---------- Extracted entries ----------

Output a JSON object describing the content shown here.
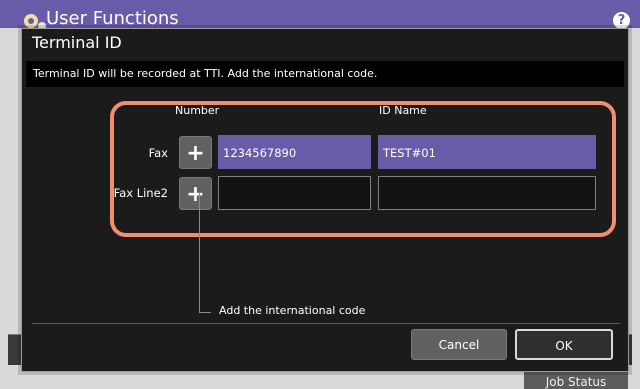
{
  "app": {
    "title": "User Functions",
    "help_label": "?",
    "job_status_label": "Job Status"
  },
  "dialog": {
    "title": "Terminal ID",
    "info": "Terminal ID will be recorded at TTI. Add the international code.",
    "columns": {
      "number": "Number",
      "id_name": "ID Name"
    },
    "rows": [
      {
        "label": "Fax",
        "number": "1234567890",
        "id_name": "TEST#01"
      },
      {
        "label": "Fax Line2",
        "number": "",
        "id_name": ""
      }
    ],
    "plus_label": "+",
    "guide_text": "Add the international code",
    "cancel_label": "Cancel",
    "ok_label": "OK"
  },
  "colors": {
    "brand_purple": "#6a5ba8",
    "highlight": "#f08e70"
  },
  "icons": [
    "gear-icon",
    "help-icon",
    "plus-icon"
  ]
}
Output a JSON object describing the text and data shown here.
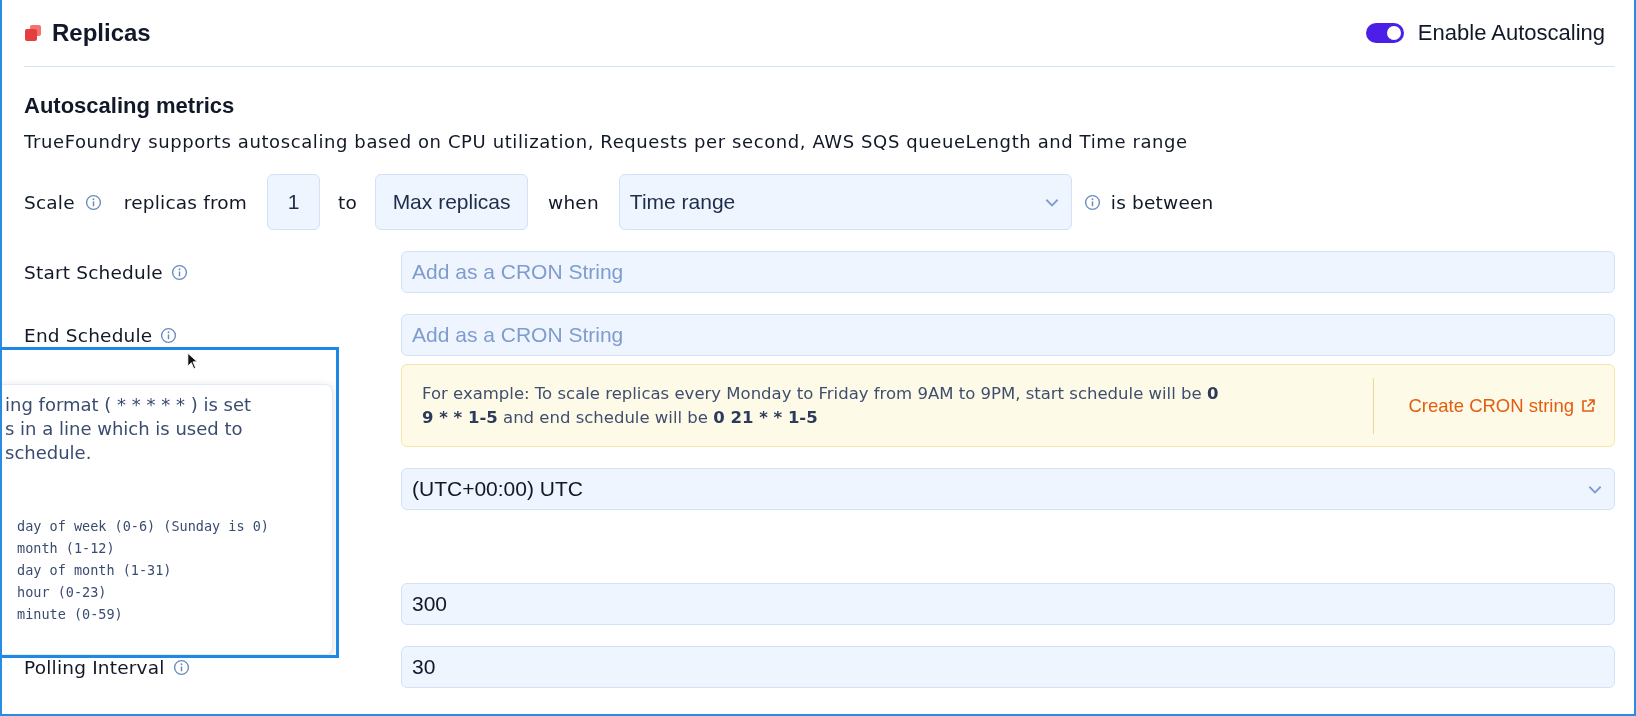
{
  "header": {
    "title": "Replicas",
    "toggle": {
      "label": "Enable Autoscaling",
      "on": true
    }
  },
  "section": {
    "title": "Autoscaling metrics",
    "description": "TrueFoundry supports autoscaling based on CPU utilization, Requests per second, AWS SQS queueLength and Time range"
  },
  "scale_row": {
    "label": "Scale",
    "from_text": "replicas from",
    "min_value": "1",
    "to_text": "to",
    "max_value": "Max replicas",
    "when_text": "when",
    "metric": "Time range",
    "suffix": "is between"
  },
  "fields": [
    {
      "kind": "input",
      "label": "Start Schedule",
      "placeholder": "Add as a CRON String"
    },
    {
      "kind": "input",
      "label": "End Schedule",
      "placeholder": "Add as a CRON String"
    },
    {
      "kind": "callout",
      "parts": [
        {
          "text": "For example: To scale replicas every Monday to Friday from 9AM to 9PM, start schedule will be ",
          "bold": false
        },
        {
          "text": "0 9 * * 1-5",
          "bold": true
        },
        {
          "text": " and end schedule will be ",
          "bold": false
        },
        {
          "text": "0 21 * * 1-5",
          "bold": true
        }
      ],
      "link": "Create CRON string"
    },
    {
      "kind": "select",
      "value": "(UTC+00:00) UTC"
    },
    {
      "kind": "input",
      "value": "300"
    },
    {
      "kind": "input",
      "label": "Polling Interval",
      "value": "30"
    }
  ],
  "tooltip": {
    "lines": [
      "ing format ( * * * * * ) is set",
      "s in a line which is used to",
      "schedule."
    ],
    "code_lines": [
      "day of week (0-6) (Sunday is 0)",
      "month (1-12)",
      "day of month (1-31)",
      "hour (0-23)",
      "minute (0-59)"
    ]
  }
}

----------

Exercise: Output the lines above in full and exactly as given, omitting any pictures.

Task solution:
Output a JSON object describing the content shown here.
{
  "app": {
    "title": "User Functions",
    "help_label": "?",
    "job_status_label": "Job Status"
  },
  "dialog": {
    "title": "Terminal ID",
    "info": "Terminal ID will be recorded at TTI. Add the international code.",
    "columns": {
      "number": "Number",
      "id_name": "ID Name"
    },
    "rows": [
      {
        "label": "Fax",
        "number": "1234567890",
        "id_name": "TEST#01"
      },
      {
        "label": "Fax Line2",
        "number": "",
        "id_name": ""
      }
    ],
    "plus_label": "+",
    "guide_text": "Add the international code",
    "cancel_label": "Cancel",
    "ok_label": "OK"
  },
  "colors": {
    "brand_purple": "#6a5ba8",
    "highlight": "#f08e70"
  },
  "icons": [
    "gear-icon",
    "help-icon",
    "plus-icon"
  ]
}
Output a JSON object describing the text and data shown here.
{
  "header": {
    "title": "Replicas",
    "toggle": {
      "label": "Enable Autoscaling",
      "on": true
    }
  },
  "section": {
    "title": "Autoscaling metrics",
    "description": "TrueFoundry supports autoscaling based on CPU utilization, Requests per second, AWS SQS queueLength and Time range"
  },
  "scale_row": {
    "label": "Scale",
    "from_text": "replicas from",
    "min_value": "1",
    "to_text": "to",
    "max_value": "Max replicas",
    "when_text": "when",
    "metric": "Time range",
    "suffix": "is between"
  },
  "fields": [
    {
      "kind": "input",
      "label": "Start Schedule",
      "placeholder": "Add as a CRON String"
    },
    {
      "kind": "input",
      "label": "End Schedule",
      "placeholder": "Add as a CRON String"
    },
    {
      "kind": "callout",
      "parts": [
        {
          "text": "For example: To scale replicas every Monday to Friday from 9AM to 9PM, start schedule will be ",
          "bold": false
        },
        {
          "text": "0 9 * * 1-5",
          "bold": true
        },
        {
          "text": " and end schedule will be ",
          "bold": false
        },
        {
          "text": "0 21 * * 1-5",
          "bold": true
        }
      ],
      "link": "Create CRON string"
    },
    {
      "kind": "select",
      "value": "(UTC+00:00) UTC"
    },
    {
      "kind": "input",
      "value": "300"
    },
    {
      "kind": "input",
      "label": "Polling Interval",
      "value": "30"
    }
  ],
  "tooltip": {
    "lines": [
      "ing format ( * * * * * ) is set",
      "s in a line which is used to",
      "schedule."
    ],
    "code_lines": [
      "day of week (0-6) (Sunday is 0)",
      "month (1-12)",
      "day of month (1-31)",
      "hour (0-23)",
      "minute (0-59)"
    ]
  }
}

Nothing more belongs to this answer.